* TASK INSTRUCTIONS:
The records below are to be copied word for word, with every picture left out.

* DATA SECTION:
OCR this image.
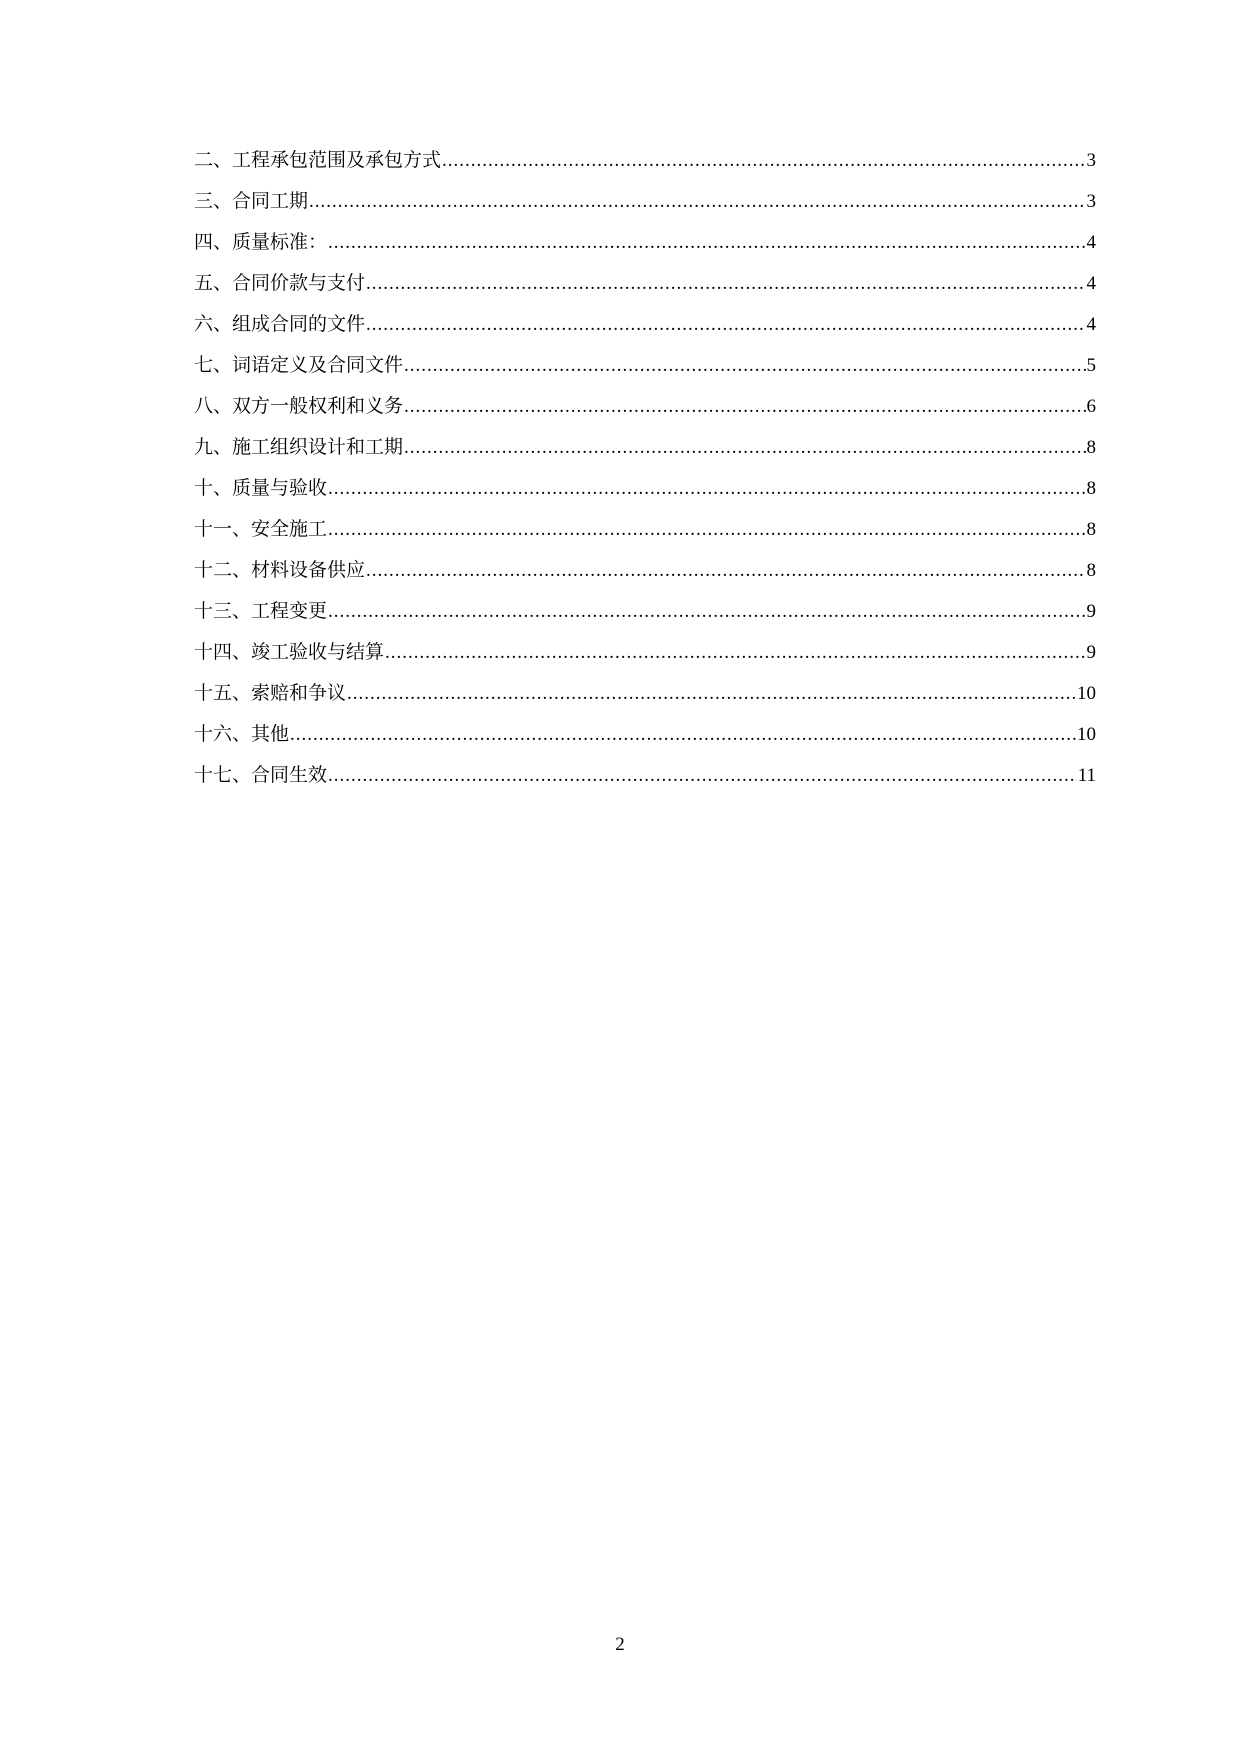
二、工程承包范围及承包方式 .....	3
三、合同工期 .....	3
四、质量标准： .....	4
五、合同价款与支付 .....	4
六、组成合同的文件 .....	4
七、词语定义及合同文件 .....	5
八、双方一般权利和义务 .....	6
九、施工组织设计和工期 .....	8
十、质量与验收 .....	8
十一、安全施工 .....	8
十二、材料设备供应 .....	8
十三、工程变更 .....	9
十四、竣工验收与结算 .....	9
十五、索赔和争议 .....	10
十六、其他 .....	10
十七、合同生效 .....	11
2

* COMPLETED EXERCISE:
OCR this image.
二、工程承包范围及承包方式 .....	3
三、合同工期 .....	3
四、质量标准： .....	4
五、合同价款与支付 .....	4
六、组成合同的文件 .....	4
七、词语定义及合同文件 .....	5
八、双方一般权利和义务 .....	6
九、施工组织设计和工期 .....	8
十、质量与验收 .....	8
十一、安全施工 .....	8
十二、材料设备供应 .....	8
十三、工程变更 .....	9
十四、竣工验收与结算 .....	9
十五、索赔和争议 .....	10
十六、其他 .....	10
十七、合同生效 .....	11
2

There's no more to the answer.